◆ **What to produce**: Return the material below in full and exactly.

───── Dataset rows

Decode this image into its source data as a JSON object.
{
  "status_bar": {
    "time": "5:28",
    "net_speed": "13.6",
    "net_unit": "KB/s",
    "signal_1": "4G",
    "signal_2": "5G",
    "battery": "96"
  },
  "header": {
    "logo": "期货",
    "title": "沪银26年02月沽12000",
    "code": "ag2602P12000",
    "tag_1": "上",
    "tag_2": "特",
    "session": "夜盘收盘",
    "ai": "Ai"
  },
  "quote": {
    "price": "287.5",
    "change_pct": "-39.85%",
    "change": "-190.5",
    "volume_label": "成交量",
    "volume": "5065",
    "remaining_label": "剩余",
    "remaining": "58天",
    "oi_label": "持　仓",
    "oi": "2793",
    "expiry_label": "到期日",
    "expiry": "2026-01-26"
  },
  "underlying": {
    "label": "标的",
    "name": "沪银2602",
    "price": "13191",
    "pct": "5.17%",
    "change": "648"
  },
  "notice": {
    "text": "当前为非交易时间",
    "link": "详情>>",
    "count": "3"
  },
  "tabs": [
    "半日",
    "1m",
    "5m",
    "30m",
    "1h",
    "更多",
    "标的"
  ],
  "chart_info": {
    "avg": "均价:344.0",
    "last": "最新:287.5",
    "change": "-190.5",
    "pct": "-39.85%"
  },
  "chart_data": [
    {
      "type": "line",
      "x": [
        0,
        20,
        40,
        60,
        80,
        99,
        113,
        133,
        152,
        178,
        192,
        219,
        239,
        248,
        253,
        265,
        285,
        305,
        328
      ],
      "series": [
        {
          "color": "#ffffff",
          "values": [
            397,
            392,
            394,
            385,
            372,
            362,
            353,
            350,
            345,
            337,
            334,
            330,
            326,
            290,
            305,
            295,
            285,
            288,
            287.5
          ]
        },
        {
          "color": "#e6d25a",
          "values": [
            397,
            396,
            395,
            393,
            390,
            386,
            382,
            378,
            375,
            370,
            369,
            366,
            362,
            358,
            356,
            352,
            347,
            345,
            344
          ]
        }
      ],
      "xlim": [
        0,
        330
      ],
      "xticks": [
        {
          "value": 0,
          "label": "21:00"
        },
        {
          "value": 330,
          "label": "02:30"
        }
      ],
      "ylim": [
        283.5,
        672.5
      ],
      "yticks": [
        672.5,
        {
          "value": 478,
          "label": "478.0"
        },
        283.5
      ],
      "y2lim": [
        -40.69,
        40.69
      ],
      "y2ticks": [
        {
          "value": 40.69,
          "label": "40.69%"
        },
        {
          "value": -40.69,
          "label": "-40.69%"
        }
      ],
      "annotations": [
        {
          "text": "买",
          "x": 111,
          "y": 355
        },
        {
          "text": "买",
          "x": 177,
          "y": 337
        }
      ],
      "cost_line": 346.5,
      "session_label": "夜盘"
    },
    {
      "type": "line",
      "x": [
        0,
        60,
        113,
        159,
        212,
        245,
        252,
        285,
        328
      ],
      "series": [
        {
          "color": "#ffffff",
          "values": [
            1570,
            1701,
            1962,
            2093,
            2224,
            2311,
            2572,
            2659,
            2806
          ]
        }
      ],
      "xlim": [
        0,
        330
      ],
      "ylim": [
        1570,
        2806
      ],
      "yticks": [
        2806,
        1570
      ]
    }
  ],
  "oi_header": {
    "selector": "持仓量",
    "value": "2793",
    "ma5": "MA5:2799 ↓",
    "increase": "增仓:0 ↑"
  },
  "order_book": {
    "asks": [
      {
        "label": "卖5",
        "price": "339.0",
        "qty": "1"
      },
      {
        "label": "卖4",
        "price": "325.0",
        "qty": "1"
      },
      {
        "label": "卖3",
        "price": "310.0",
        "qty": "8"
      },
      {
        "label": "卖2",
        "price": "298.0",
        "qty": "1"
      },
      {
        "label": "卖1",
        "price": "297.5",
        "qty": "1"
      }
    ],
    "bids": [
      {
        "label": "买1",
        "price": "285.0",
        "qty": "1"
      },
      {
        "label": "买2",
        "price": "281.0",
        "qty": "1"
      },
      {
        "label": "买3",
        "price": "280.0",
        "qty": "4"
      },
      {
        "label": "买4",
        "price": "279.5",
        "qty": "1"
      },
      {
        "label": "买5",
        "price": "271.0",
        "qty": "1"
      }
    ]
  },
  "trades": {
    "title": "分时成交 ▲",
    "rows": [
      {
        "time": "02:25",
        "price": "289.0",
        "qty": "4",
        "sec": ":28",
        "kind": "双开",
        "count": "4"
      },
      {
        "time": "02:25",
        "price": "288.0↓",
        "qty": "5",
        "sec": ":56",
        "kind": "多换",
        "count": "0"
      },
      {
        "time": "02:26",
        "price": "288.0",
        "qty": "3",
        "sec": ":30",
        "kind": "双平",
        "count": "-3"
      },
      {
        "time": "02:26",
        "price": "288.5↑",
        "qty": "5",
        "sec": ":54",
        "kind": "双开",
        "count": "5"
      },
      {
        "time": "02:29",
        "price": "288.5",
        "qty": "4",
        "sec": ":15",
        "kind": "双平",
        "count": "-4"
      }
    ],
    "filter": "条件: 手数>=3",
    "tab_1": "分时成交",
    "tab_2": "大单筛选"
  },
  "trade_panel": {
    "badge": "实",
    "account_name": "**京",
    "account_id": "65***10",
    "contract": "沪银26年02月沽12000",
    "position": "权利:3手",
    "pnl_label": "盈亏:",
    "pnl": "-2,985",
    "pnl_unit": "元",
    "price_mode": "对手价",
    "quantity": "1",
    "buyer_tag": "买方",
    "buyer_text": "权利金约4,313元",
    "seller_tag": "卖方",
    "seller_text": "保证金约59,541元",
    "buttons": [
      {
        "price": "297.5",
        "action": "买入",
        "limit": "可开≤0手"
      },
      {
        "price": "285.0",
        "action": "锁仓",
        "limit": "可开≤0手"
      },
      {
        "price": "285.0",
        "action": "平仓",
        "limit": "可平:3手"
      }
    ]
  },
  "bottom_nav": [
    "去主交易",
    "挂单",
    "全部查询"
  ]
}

──────────

◆ **Reply**:
Decode this image into its source data as a JSON object.
{
  "status_bar": {
    "time": "5:28",
    "net_speed": "13.6",
    "net_unit": "KB/s",
    "signal_1": "4G",
    "signal_2": "5G",
    "battery": "96"
  },
  "header": {
    "logo": "期货",
    "title": "沪银26年02月沽12000",
    "code": "ag2602P12000",
    "tag_1": "上",
    "tag_2": "特",
    "session": "夜盘收盘",
    "ai": "Ai"
  },
  "quote": {
    "price": "287.5",
    "change_pct": "-39.85%",
    "change": "-190.5",
    "volume_label": "成交量",
    "volume": "5065",
    "remaining_label": "剩余",
    "remaining": "58天",
    "oi_label": "持　仓",
    "oi": "2793",
    "expiry_label": "到期日",
    "expiry": "2026-01-26"
  },
  "underlying": {
    "label": "标的",
    "name": "沪银2602",
    "price": "13191",
    "pct": "5.17%",
    "change": "648"
  },
  "notice": {
    "text": "当前为非交易时间",
    "link": "详情>>",
    "count": "3"
  },
  "tabs": [
    "半日",
    "1m",
    "5m",
    "30m",
    "1h",
    "更多",
    "标的"
  ],
  "chart_info": {
    "avg": "均价:344.0",
    "last": "最新:287.5",
    "change": "-190.5",
    "pct": "-39.85%"
  },
  "chart_data": [
    {
      "type": "line",
      "x": [
        0,
        20,
        40,
        60,
        80,
        99,
        113,
        133,
        152,
        178,
        192,
        219,
        239,
        248,
        253,
        265,
        285,
        305,
        328
      ],
      "series": [
        {
          "color": "#ffffff",
          "values": [
            397,
            392,
            394,
            385,
            372,
            362,
            353,
            350,
            345,
            337,
            334,
            330,
            326,
            290,
            305,
            295,
            285,
            288,
            287.5
          ]
        },
        {
          "color": "#e6d25a",
          "values": [
            397,
            396,
            395,
            393,
            390,
            386,
            382,
            378,
            375,
            370,
            369,
            366,
            362,
            358,
            356,
            352,
            347,
            345,
            344
          ]
        }
      ],
      "xlim": [
        0,
        330
      ],
      "xticks": [
        {
          "value": 0,
          "label": "21:00"
        },
        {
          "value": 330,
          "label": "02:30"
        }
      ],
      "ylim": [
        283.5,
        672.5
      ],
      "yticks": [
        672.5,
        {
          "value": 478,
          "label": "478.0"
        },
        283.5
      ],
      "y2lim": [
        -40.69,
        40.69
      ],
      "y2ticks": [
        {
          "value": 40.69,
          "label": "40.69%"
        },
        {
          "value": -40.69,
          "label": "-40.69%"
        }
      ],
      "annotations": [
        {
          "text": "买",
          "x": 111,
          "y": 355
        },
        {
          "text": "买",
          "x": 177,
          "y": 337
        }
      ],
      "cost_line": 346.5,
      "session_label": "夜盘"
    },
    {
      "type": "line",
      "x": [
        0,
        60,
        113,
        159,
        212,
        245,
        252,
        285,
        328
      ],
      "series": [
        {
          "color": "#ffffff",
          "values": [
            1570,
            1701,
            1962,
            2093,
            2224,
            2311,
            2572,
            2659,
            2806
          ]
        }
      ],
      "xlim": [
        0,
        330
      ],
      "ylim": [
        1570,
        2806
      ],
      "yticks": [
        2806,
        1570
      ]
    }
  ],
  "oi_header": {
    "selector": "持仓量",
    "value": "2793",
    "ma5": "MA5:2799 ↓",
    "increase": "增仓:0 ↑"
  },
  "order_book": {
    "asks": [
      {
        "label": "卖5",
        "price": "339.0",
        "qty": "1"
      },
      {
        "label": "卖4",
        "price": "325.0",
        "qty": "1"
      },
      {
        "label": "卖3",
        "price": "310.0",
        "qty": "8"
      },
      {
        "label": "卖2",
        "price": "298.0",
        "qty": "1"
      },
      {
        "label": "卖1",
        "price": "297.5",
        "qty": "1"
      }
    ],
    "bids": [
      {
        "label": "买1",
        "price": "285.0",
        "qty": "1"
      },
      {
        "label": "买2",
        "price": "281.0",
        "qty": "1"
      },
      {
        "label": "买3",
        "price": "280.0",
        "qty": "4"
      },
      {
        "label": "买4",
        "price": "279.5",
        "qty": "1"
      },
      {
        "label": "买5",
        "price": "271.0",
        "qty": "1"
      }
    ]
  },
  "trades": {
    "title": "分时成交 ▲",
    "rows": [
      {
        "time": "02:25",
        "price": "289.0",
        "qty": "4",
        "sec": ":28",
        "kind": "双开",
        "count": "4"
      },
      {
        "time": "02:25",
        "price": "288.0↓",
        "qty": "5",
        "sec": ":56",
        "kind": "多换",
        "count": "0"
      },
      {
        "time": "02:26",
        "price": "288.0",
        "qty": "3",
        "sec": ":30",
        "kind": "双平",
        "count": "-3"
      },
      {
        "time": "02:26",
        "price": "288.5↑",
        "qty": "5",
        "sec": ":54",
        "kind": "双开",
        "count": "5"
      },
      {
        "time": "02:29",
        "price": "288.5",
        "qty": "4",
        "sec": ":15",
        "kind": "双平",
        "count": "-4"
      }
    ],
    "filter": "条件: 手数>=3",
    "tab_1": "分时成交",
    "tab_2": "大单筛选"
  },
  "trade_panel": {
    "badge": "实",
    "account_name": "**京",
    "account_id": "65***10",
    "contract": "沪银26年02月沽12000",
    "position": "权利:3手",
    "pnl_label": "盈亏:",
    "pnl": "-2,985",
    "pnl_unit": "元",
    "price_mode": "对手价",
    "quantity": "1",
    "buyer_tag": "买方",
    "buyer_text": "权利金约4,313元",
    "seller_tag": "卖方",
    "seller_text": "保证金约59,541元",
    "buttons": [
      {
        "price": "297.5",
        "action": "买入",
        "limit": "可开≤0手"
      },
      {
        "price": "285.0",
        "action": "锁仓",
        "limit": "可开≤0手"
      },
      {
        "price": "285.0",
        "action": "平仓",
        "limit": "可平:3手"
      }
    ]
  },
  "bottom_nav": [
    "去主交易",
    "挂单",
    "全部查询"
  ]
}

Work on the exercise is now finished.